▶ [What to work on] Identify each line in the records below that contains the word "poslancov", and copy it.

Source data:
__________________________________________________
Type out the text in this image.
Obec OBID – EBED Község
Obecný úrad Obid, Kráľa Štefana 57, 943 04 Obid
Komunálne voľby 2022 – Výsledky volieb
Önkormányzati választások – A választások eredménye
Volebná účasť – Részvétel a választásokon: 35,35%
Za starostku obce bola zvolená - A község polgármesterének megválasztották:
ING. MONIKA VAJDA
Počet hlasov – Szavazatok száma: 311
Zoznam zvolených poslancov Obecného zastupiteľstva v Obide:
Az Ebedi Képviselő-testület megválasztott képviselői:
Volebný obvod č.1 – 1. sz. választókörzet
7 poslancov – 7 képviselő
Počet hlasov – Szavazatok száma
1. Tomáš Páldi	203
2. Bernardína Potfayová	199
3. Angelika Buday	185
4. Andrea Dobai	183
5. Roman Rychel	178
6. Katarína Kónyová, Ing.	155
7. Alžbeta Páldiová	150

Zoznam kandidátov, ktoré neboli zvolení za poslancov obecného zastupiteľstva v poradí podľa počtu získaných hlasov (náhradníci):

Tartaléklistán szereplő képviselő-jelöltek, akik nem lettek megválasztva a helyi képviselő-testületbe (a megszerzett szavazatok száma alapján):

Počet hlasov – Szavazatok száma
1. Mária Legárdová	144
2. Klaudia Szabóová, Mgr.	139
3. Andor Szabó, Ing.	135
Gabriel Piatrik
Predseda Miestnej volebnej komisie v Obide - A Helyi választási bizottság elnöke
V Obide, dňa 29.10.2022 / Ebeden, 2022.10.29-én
__________________________________________________
▶ [Output of the task]
Zoznam zvolených poslancov Obecného zastupiteľstva v Obide:
7 poslancov – 7 képviselő
Zoznam kandidátov, ktoré neboli zvolení za poslancov obecného zastupiteľstva v poradí podľa počtu získaných hlasov (náhradníci):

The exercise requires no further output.